“¡De qué cantidad de cosas y cuántas veces hemos tenido los exiliados, los emigrados, que despedirnos!”, clamaba el escritor austriaco Stefan Zweig en 1939 en el funeral de otro paradigma del habitante de frontera, su amigo Joseph Roth. Apenas tres años más tarde, huido de todo en Brasil, él mismo emprendería el último viaje devorado por la angustia.
Anécdotas como esta, así como el relato de sus propios protagonistas, la reconstrucción de un mundo a la deriva y la necesidad de que todos estos protagonistas, los escritores e intelectuales más brillantes del siglo XX europeo no cumplieran la profecía anunciada por María Zambrano —“El exiliado es el devorado por la historia”— son los mimbres con los que la ensayista y crítica literaria Mercedes Monmany (Barcelona, 1957) teje Sin tiempo para el adiós (Galaxia Gutenberg), un monumental y totalizador volumen en el que condensa la historia de lo que otro trotamundos, el poeta León Felipe, llamó “el gran naufragio de Europa”.

> [DATOS REGISTRADOS]:
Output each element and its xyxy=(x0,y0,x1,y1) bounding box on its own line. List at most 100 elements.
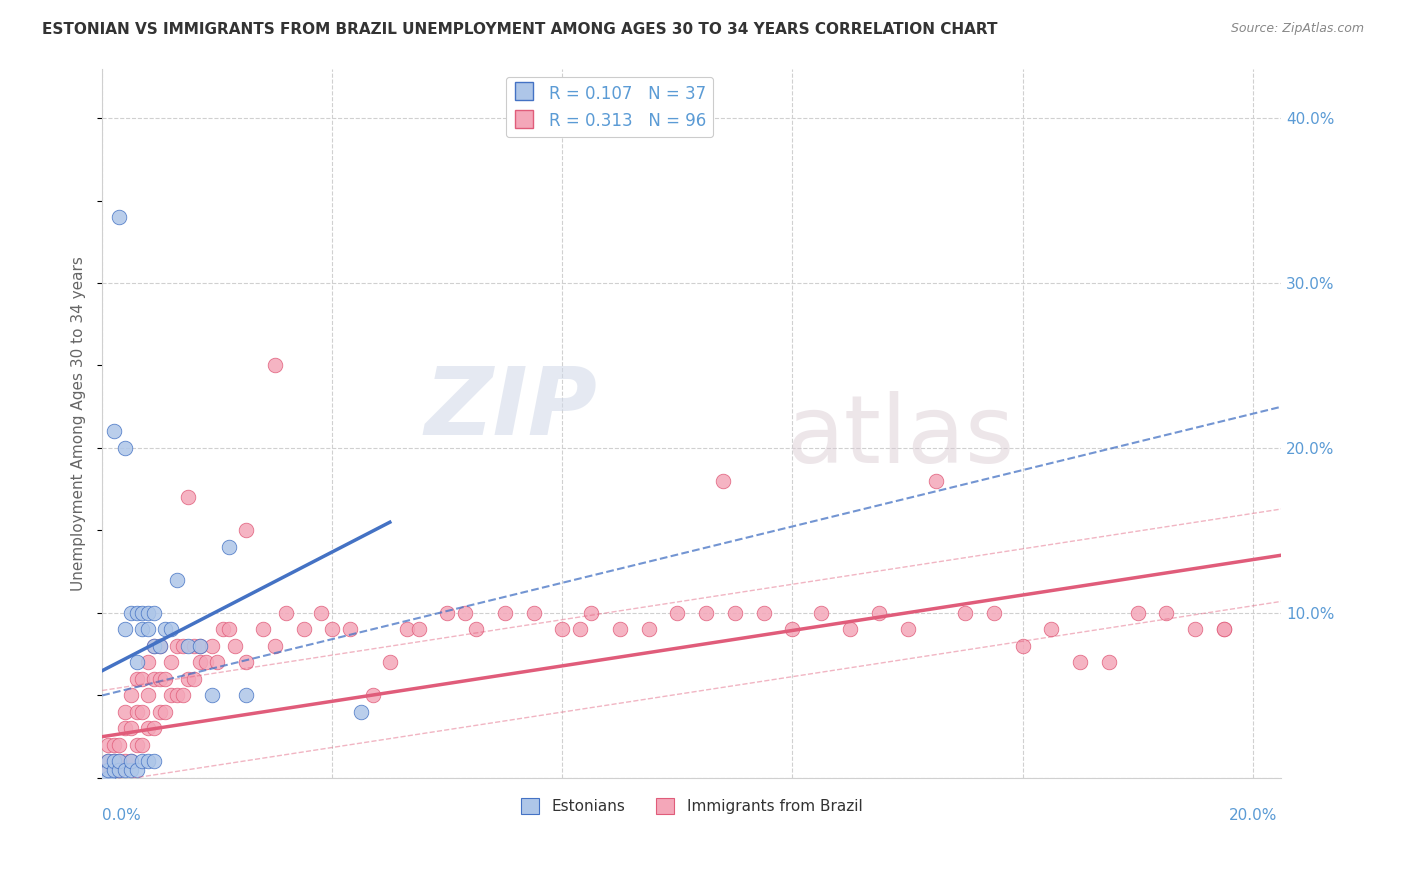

> [TAREAS]:
[1] Resume en menos palabras el párrafo del texto sobre el libro de Mercedes Monmany que empieza con "Anécdotas como esta", sin perder sus datos principales.
[2] Sigue escribiendo el texto sobre el libro de Mercedes Monmany a partir de su última oración.

> [RESPUESTAS EN ORDEN]:
[1] La ensayista y crítica literaria Mercedes Monmany (Barcelona, 1957) publica en Galaxia Gutenberg Sin tiempo para el adiós. Es un volumen monumental que resume lo que León Felipe llamó "el gran naufragio de Europa". Lo arma con anécdotas como la de Zweig en el funeral de Roth, con el relato de los propios escritores e intelectuales más brillantes del siglo XX europeo y con la reconstrucción de un mundo a la deriva. Busca que no se cumpla la profecía de María Zambrano: "El exiliado es el devorado por la historia".

[2]
Por sus páginas desfilan antinazis como los Mann, Alfred Döblin, Hannah Arendt y Robert Musil; rusos que huían de la tiranía soviética como Nabokov y Joseph Brodsky; confinados de la época musoliniana como Cesare Pavese y Natalia Ginzburg; españoles exiliados tras la Guerra Civil como María Zambrano, Luis Cernuda o Chaves Nogales, exiliados del Este como Witold Gombrowicz, Czesław Miłosz y Predrag Matvejevic; o escapados hacia Estados Unidos a causa de las incesantes olas de antisemitismo y la catástrofe del Holocausto como Isaac Bashevis Singer y Henry Roth. Toda una pléyade de autores que, lejos de sus hogares y su cultura mantuvieron viva la llama de la otra Europa, la que se opuso a la barbarie y la tiranía.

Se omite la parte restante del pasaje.